-- BEGIN DATA FOR THIS EXERCISE --
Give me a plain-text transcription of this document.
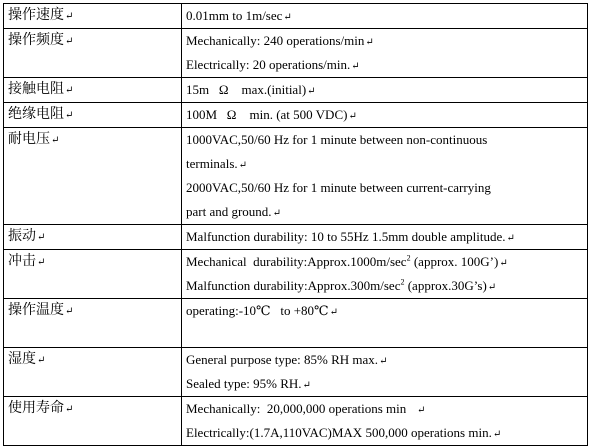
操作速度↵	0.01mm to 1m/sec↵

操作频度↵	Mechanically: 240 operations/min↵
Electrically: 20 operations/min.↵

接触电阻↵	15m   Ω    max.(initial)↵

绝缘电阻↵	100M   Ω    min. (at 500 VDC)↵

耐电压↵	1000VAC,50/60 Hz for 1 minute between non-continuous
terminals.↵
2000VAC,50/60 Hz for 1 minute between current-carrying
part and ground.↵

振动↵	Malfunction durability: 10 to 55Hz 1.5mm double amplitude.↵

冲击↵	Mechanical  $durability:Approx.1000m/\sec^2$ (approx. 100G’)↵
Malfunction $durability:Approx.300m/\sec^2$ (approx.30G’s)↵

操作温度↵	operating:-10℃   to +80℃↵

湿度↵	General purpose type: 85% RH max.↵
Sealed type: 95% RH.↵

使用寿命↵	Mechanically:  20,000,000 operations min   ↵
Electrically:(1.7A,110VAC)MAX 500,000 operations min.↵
-- END DATA FOR THIS EXERCISE --
-- BEGIN DATA FOR THIS EXERCISE --
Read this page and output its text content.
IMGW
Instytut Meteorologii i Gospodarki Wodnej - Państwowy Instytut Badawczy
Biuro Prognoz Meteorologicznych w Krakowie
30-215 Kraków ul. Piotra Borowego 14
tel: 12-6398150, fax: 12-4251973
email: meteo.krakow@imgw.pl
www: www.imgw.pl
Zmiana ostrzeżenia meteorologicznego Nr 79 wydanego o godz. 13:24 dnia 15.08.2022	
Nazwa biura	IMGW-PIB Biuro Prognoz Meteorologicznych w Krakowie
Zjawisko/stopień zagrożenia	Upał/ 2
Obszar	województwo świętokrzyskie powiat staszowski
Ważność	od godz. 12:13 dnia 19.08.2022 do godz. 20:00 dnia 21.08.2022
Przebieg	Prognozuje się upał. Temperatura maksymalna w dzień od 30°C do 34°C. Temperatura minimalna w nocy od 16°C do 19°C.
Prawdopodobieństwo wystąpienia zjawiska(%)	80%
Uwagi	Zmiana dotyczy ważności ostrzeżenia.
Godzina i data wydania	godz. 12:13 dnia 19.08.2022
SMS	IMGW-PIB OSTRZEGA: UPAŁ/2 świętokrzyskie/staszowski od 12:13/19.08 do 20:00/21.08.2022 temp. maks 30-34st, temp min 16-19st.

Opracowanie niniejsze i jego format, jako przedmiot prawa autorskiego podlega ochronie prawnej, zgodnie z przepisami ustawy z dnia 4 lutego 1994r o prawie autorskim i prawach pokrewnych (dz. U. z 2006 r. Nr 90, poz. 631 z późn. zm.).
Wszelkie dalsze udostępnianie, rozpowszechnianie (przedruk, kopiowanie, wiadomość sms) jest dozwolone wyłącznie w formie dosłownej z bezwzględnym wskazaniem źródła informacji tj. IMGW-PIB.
-- END DATA FOR THIS EXERCISE --
◆ WHAT THE TASK REQUIRES:
Locate the word "Krakowie" in the data above. Copy every line carrying it.

◆ IN RESPONSE:
Biuro Prognoz Meteorologicznych w Krakowie
Nazwa biura	IMGW-PIB Biuro Prognoz Meteorologicznych w Krakowie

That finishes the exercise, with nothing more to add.